• [What you should do]:
Extend the passage on oral contraceptive pills and the cardiorespiratory response to exercise, continuing from its final sentence.

• [Given text]:
Cardiovascular response to exercise did not report any difference comparing low-dose monophasic OC pill users and eumenorrheic females either. In line with our results, recent studies concluded no impact of these pills on maximal HR and BP (Joyce et al. 2013; Mattu et al. 2019; Rebelo et al. 2010). The lack of OC pills’ effect on BP could be explained by the counteraction between ethinyl estradiol (with mineralocorticoid actions) and progestin (with anti-mineralocorticoid actions) contained in these pills (Grandi et al. 2014; Meendering et al. 2009; Torgrimson et al. 2007). Respiratory response to exercise when comparing OC users and eumenorrheic females in the present study is supported by previous studies, which concluded no effect of low-dose monophasic OC pills on maximal VO2 (Mattu et al. 2019), Ve and RER (Casazza et al. 2002; Gordon et al. 2018; Joyce et al. 2013; Rebelo et al. 2010; Redman et al. 2005; Santos et al. 2008; Vaiksaar et al. 2011) in active females. The absence of influence of OC pills in the female respiratory system could be explained by the current low dosages of exogenous sex hormones in OC pills (White et al. 2011), which might not be enough to alter all the adjustments that take place in this complex system when exercising (Rebelo et al. 2010). Nonetheless, Lebrun and colleagues observed a decrease in VO2 max in highly active females with the use of triphasic OC pills (Lebrun et al. 2003). This type of OC pill seems to cause a higher impact on females’ physiology than monophasic pills (Burrows and Peters 2007). Finally, regardless of the OC formulation and training status, it should be pointed out that all groups were measured under the same hormonal environment, low-sex hormone levels. Thus, our outcomes suggest that there is no chronic effect with the use of low-dose monophasic OC pills on cardiorespiratory response but there might be an acute effect. In fact, it has been reported that, after oral administration, ethinyl estradiol has an initial peak in plasma after 2–4 h, followed by a secondary peak at about 12 h and no long detectable in plasma after 24 h (Nilsson and Nygren 1978; Westhoff et al. 2015). Therefore, if ethinyl estradiol has an acute effect on females’ physiology, it was not detectable in the present study, as participants were measured between the 3rd and the 7th day of the withdrawal phase.

(Records from a dataset)
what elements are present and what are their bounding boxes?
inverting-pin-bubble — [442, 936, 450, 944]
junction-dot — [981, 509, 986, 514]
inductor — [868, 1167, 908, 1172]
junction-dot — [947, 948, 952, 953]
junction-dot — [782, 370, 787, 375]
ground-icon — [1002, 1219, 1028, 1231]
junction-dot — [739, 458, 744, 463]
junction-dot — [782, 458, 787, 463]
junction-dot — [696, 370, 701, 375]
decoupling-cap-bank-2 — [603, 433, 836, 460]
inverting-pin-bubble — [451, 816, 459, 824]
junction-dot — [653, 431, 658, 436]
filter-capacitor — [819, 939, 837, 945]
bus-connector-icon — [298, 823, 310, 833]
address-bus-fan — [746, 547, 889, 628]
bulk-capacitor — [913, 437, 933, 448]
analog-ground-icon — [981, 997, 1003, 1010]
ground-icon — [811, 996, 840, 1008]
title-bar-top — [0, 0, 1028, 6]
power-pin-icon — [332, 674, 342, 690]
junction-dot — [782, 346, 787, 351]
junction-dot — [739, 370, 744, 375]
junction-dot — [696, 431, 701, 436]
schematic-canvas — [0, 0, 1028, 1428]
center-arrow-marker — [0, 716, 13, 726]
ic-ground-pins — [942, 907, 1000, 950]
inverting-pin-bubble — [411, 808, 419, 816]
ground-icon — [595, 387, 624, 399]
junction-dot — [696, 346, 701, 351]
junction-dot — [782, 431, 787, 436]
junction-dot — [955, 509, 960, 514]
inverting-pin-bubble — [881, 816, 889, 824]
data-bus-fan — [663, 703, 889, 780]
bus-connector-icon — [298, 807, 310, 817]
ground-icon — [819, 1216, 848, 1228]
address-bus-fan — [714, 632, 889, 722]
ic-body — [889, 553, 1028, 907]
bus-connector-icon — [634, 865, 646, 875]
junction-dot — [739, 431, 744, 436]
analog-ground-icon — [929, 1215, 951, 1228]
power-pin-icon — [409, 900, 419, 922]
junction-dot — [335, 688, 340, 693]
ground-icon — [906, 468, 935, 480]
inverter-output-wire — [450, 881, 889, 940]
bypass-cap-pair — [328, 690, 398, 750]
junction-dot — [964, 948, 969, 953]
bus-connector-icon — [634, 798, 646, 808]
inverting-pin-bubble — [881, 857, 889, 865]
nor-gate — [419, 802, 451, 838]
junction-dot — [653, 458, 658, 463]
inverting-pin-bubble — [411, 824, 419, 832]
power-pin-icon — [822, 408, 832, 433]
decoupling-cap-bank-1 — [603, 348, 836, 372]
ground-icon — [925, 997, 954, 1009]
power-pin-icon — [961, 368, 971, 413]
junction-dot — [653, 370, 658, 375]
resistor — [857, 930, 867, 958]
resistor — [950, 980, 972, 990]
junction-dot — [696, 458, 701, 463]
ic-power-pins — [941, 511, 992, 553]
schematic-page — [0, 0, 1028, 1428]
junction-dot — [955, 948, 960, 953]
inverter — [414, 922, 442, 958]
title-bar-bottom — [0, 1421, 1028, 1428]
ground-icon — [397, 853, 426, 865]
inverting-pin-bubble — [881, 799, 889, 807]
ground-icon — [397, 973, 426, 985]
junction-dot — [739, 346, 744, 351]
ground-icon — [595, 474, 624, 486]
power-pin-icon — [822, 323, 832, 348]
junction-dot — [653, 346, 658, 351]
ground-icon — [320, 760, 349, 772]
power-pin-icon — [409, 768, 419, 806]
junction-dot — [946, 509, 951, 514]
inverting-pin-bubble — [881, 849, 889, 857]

• [Output of the task]:
The current study attempts to address a gap in the research through the investigation of important cardiorespiratory variables in endurance-trained females. The strengths of our study included different hormonal profiles and the recruitment of a homogeneous group for all of them: eumenorrheic females, OC users and postmenopausal women (active and healthy women with no differences either in training status or in body composition) and the control of OC dosages. Nevertheless, it should be pointed out that there was no difference in sex hormone levels among study groups at the time of testing and, therefore, measuring them in another phase of their OC and menstrual cycle may have reported other results. A limitation of the study might be the use of 220-age to predict HRmax in an athletic population since it may not be the most accurate method to estimate it. In addition, longitudinal studies with an intra-subject design should be carried out to explore the influence of the hormonal changes throughout the lifespan. It should be noted that it might also be interesting to analyse different hormonal stages throughout the menstrual cycle and OC cycle in trained females.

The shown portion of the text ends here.